Required task — Repeat all of the data precisely.

Information given —

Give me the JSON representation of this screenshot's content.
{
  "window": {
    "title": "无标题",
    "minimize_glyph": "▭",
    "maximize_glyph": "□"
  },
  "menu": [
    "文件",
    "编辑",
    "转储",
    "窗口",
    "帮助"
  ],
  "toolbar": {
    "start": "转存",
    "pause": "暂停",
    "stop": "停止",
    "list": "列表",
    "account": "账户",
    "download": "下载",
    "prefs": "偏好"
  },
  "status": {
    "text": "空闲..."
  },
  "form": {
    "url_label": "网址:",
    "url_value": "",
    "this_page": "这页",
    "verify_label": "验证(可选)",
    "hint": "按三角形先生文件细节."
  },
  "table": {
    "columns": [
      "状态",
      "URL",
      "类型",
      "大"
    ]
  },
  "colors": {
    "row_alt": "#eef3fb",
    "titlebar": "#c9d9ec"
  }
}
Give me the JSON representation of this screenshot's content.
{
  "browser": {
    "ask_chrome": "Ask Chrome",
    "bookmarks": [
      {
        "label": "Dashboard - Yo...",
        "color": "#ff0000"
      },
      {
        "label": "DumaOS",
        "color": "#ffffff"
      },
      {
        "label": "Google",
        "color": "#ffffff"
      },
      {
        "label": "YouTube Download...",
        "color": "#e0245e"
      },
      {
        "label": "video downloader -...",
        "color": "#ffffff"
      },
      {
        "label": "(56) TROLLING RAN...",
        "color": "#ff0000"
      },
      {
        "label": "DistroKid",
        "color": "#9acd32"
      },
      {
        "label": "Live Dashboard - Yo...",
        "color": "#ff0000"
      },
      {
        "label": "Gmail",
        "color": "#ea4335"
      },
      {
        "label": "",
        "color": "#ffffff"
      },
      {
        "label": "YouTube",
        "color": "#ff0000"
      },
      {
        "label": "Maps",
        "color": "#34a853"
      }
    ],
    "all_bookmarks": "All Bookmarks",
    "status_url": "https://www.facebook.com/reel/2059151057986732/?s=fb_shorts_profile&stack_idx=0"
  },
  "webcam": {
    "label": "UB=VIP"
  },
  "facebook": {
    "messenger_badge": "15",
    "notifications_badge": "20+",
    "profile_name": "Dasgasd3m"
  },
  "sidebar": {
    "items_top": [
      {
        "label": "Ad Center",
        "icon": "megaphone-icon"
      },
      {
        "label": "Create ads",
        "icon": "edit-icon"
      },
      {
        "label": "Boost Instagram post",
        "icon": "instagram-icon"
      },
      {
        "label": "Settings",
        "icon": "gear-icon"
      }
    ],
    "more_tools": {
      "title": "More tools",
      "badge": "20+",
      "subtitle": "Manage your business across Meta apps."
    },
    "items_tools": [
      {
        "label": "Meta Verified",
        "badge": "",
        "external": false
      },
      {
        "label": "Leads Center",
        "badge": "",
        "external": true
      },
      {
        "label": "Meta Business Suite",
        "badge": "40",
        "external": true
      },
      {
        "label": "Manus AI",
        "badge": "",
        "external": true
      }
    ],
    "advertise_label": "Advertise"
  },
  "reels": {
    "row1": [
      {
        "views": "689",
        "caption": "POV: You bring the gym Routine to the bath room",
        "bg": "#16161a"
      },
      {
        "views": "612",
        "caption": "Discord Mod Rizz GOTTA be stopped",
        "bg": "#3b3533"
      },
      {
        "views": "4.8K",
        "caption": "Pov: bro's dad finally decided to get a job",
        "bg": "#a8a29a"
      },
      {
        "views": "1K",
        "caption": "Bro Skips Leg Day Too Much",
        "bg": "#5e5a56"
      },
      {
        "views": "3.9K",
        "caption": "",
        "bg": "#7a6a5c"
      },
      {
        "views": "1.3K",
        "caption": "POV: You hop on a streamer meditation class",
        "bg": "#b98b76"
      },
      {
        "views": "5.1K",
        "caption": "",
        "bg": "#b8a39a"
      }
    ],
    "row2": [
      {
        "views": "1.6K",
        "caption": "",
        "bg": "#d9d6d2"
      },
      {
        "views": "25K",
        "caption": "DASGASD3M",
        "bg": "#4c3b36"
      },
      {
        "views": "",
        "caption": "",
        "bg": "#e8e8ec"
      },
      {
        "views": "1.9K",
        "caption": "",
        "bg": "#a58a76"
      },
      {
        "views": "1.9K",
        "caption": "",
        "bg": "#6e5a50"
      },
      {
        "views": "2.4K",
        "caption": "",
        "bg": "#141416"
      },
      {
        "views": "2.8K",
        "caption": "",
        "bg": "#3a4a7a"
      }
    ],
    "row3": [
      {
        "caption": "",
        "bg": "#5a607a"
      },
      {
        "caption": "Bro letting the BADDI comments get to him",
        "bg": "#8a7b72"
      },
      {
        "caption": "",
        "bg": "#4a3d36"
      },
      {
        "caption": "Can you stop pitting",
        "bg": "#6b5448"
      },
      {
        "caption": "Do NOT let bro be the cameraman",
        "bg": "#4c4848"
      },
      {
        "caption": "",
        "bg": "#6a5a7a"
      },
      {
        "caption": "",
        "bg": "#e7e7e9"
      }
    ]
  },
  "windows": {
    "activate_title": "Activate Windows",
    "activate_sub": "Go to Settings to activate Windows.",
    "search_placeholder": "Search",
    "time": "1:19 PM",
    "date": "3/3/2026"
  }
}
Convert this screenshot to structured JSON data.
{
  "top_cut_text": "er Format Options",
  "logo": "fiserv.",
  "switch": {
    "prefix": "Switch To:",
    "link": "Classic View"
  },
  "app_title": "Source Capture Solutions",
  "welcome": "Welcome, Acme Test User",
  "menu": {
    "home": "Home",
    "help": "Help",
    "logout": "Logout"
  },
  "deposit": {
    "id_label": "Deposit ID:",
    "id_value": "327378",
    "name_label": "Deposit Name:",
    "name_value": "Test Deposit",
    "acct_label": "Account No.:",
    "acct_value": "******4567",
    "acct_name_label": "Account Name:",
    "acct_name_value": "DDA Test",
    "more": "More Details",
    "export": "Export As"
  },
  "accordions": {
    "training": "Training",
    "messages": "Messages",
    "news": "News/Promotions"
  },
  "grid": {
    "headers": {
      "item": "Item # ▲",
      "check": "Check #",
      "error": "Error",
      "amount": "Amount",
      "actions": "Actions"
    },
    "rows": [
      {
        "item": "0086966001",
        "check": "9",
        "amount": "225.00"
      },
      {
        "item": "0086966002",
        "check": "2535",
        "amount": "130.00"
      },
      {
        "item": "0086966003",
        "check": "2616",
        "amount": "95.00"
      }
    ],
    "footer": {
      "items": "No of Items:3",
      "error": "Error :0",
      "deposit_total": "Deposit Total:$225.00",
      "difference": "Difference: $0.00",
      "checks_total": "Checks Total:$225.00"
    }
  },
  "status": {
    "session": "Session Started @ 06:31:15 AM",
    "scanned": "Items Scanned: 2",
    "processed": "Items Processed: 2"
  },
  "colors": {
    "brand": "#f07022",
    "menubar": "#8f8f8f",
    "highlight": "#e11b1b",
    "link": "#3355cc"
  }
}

The reply —
Give me the JSON representation of this screenshot's content.
{
  "window": {
    "title": "无标题",
    "minimize_glyph": "▭",
    "maximize_glyph": "□"
  },
  "menu": [
    "文件",
    "编辑",
    "转储",
    "窗口",
    "帮助"
  ],
  "toolbar": {
    "start": "转存",
    "pause": "暂停",
    "stop": "停止",
    "list": "列表",
    "account": "账户",
    "download": "下载",
    "prefs": "偏好"
  },
  "status": {
    "text": "空闲..."
  },
  "form": {
    "url_label": "网址:",
    "url_value": "",
    "this_page": "这页",
    "verify_label": "验证(可选)",
    "hint": "按三角形先生文件细节."
  },
  "table": {
    "columns": [
      "状态",
      "URL",
      "类型",
      "大"
    ]
  },
  "colors": {
    "row_alt": "#eef3fb",
    "titlebar": "#c9d9ec"
  }
}
Give me the JSON representation of this screenshot's content.
{
  "browser": {
    "ask_chrome": "Ask Chrome",
    "bookmarks": [
      {
        "label": "Dashboard - Yo...",
        "color": "#ff0000"
      },
      {
        "label": "DumaOS",
        "color": "#ffffff"
      },
      {
        "label": "Google",
        "color": "#ffffff"
      },
      {
        "label": "YouTube Download...",
        "color": "#e0245e"
      },
      {
        "label": "video downloader -...",
        "color": "#ffffff"
      },
      {
        "label": "(56) TROLLING RAN...",
        "color": "#ff0000"
      },
      {
        "label": "DistroKid",
        "color": "#9acd32"
      },
      {
        "label": "Live Dashboard - Yo...",
        "color": "#ff0000"
      },
      {
        "label": "Gmail",
        "color": "#ea4335"
      },
      {
        "label": "",
        "color": "#ffffff"
      },
      {
        "label": "YouTube",
        "color": "#ff0000"
      },
      {
        "label": "Maps",
        "color": "#34a853"
      }
    ],
    "all_bookmarks": "All Bookmarks",
    "status_url": "https://www.facebook.com/reel/2059151057986732/?s=fb_shorts_profile&stack_idx=0"
  },
  "webcam": {
    "label": "UB=VIP"
  },
  "facebook": {
    "messenger_badge": "15",
    "notifications_badge": "20+",
    "profile_name": "Dasgasd3m"
  },
  "sidebar": {
    "items_top": [
      {
        "label": "Ad Center",
        "icon": "megaphone-icon"
      },
      {
        "label": "Create ads",
        "icon": "edit-icon"
      },
      {
        "label": "Boost Instagram post",
        "icon": "instagram-icon"
      },
      {
        "label": "Settings",
        "icon": "gear-icon"
      }
    ],
    "more_tools": {
      "title": "More tools",
      "badge": "20+",
      "subtitle": "Manage your business across Meta apps."
    },
    "items_tools": [
      {
        "label": "Meta Verified",
        "badge": "",
        "external": false
      },
      {
        "label": "Leads Center",
        "badge": "",
        "external": true
      },
      {
        "label": "Meta Business Suite",
        "badge": "40",
        "external": true
      },
      {
        "label": "Manus AI",
        "badge": "",
        "external": true
      }
    ],
    "advertise_label": "Advertise"
  },
  "reels": {
    "row1": [
      {
        "views": "689",
        "caption": "POV: You bring the gym Routine to the bath room",
        "bg": "#16161a"
      },
      {
        "views": "612",
        "caption": "Discord Mod Rizz GOTTA be stopped",
        "bg": "#3b3533"
      },
      {
        "views": "4.8K",
        "caption": "Pov: bro's dad finally decided to get a job",
        "bg": "#a8a29a"
      },
      {
        "views": "1K",
        "caption": "Bro Skips Leg Day Too Much",
        "bg": "#5e5a56"
      },
      {
        "views": "3.9K",
        "caption": "",
        "bg": "#7a6a5c"
      },
      {
        "views": "1.3K",
        "caption": "POV: You hop on a streamer meditation class",
        "bg": "#b98b76"
      },
      {
        "views": "5.1K",
        "caption": "",
        "bg": "#b8a39a"
      }
    ],
    "row2": [
      {
        "views": "1.6K",
        "caption": "",
        "bg": "#d9d6d2"
      },
      {
        "views": "25K",
        "caption": "DASGASD3M",
        "bg": "#4c3b36"
      },
      {
        "views": "",
        "caption": "",
        "bg": "#e8e8ec"
      },
      {
        "views": "1.9K",
        "caption": "",
        "bg": "#a58a76"
      },
      {
        "views": "1.9K",
        "caption": "",
        "bg": "#6e5a50"
      },
      {
        "views": "2.4K",
        "caption": "",
        "bg": "#141416"
      },
      {
        "views": "2.8K",
        "caption": "",
        "bg": "#3a4a7a"
      }
    ],
    "row3": [
      {
        "caption": "",
        "bg": "#5a607a"
      },
      {
        "caption": "Bro letting the BADDI comments get to him",
        "bg": "#8a7b72"
      },
      {
        "caption": "",
        "bg": "#4a3d36"
      },
      {
        "caption": "Can you stop pitting",
        "bg": "#6b5448"
      },
      {
        "caption": "Do NOT let bro be the cameraman",
        "bg": "#4c4848"
      },
      {
        "caption": "",
        "bg": "#6a5a7a"
      },
      {
        "caption": "",
        "bg": "#e7e7e9"
      }
    ]
  },
  "windows": {
    "activate_title": "Activate Windows",
    "activate_sub": "Go to Settings to activate Windows.",
    "search_placeholder": "Search",
    "time": "1:19 PM",
    "date": "3/3/2026"
  }
}
Convert this screenshot to structured JSON data.
{
  "top_cut_text": "er Format Options",
  "logo": "fiserv.",
  "switch": {
    "prefix": "Switch To:",
    "link": "Classic View"
  },
  "app_title": "Source Capture Solutions",
  "welcome": "Welcome, Acme Test User",
  "menu": {
    "home": "Home",
    "help": "Help",
    "logout": "Logout"
  },
  "deposit": {
    "id_label": "Deposit ID:",
    "id_value": "327378",
    "name_label": "Deposit Name:",
    "name_value": "Test Deposit",
    "acct_label": "Account No.:",
    "acct_value": "******4567",
    "acct_name_label": "Account Name:",
    "acct_name_value": "DDA Test",
    "more": "More Details",
    "export": "Export As"
  },
  "accordions": {
    "training": "Training",
    "messages": "Messages",
    "news": "News/Promotions"
  },
  "grid": {
    "headers": {
      "item": "Item # ▲",
      "check": "Check #",
      "error": "Error",
      "amount": "Amount",
      "actions": "Actions"
    },
    "rows": [
      {
        "item": "0086966001",
        "check": "9",
        "amount": "225.00"
      },
      {
        "item": "0086966002",
        "check": "2535",
        "amount": "130.00"
      },
      {
        "item": "0086966003",
        "check": "2616",
        "amount": "95.00"
      }
    ],
    "footer": {
      "items": "No of Items:3",
      "error": "Error :0",
      "deposit_total": "Deposit Total:$225.00",
      "difference": "Difference: $0.00",
      "checks_total": "Checks Total:$225.00"
    }
  },
  "status": {
    "session": "Session Started @ 06:31:15 AM",
    "scanned": "Items Scanned: 2",
    "processed": "Items Processed: 2"
  },
  "colors": {
    "brand": "#f07022",
    "menubar": "#8f8f8f",
    "highlight": "#e11b1b",
    "link": "#3355cc"
  }
}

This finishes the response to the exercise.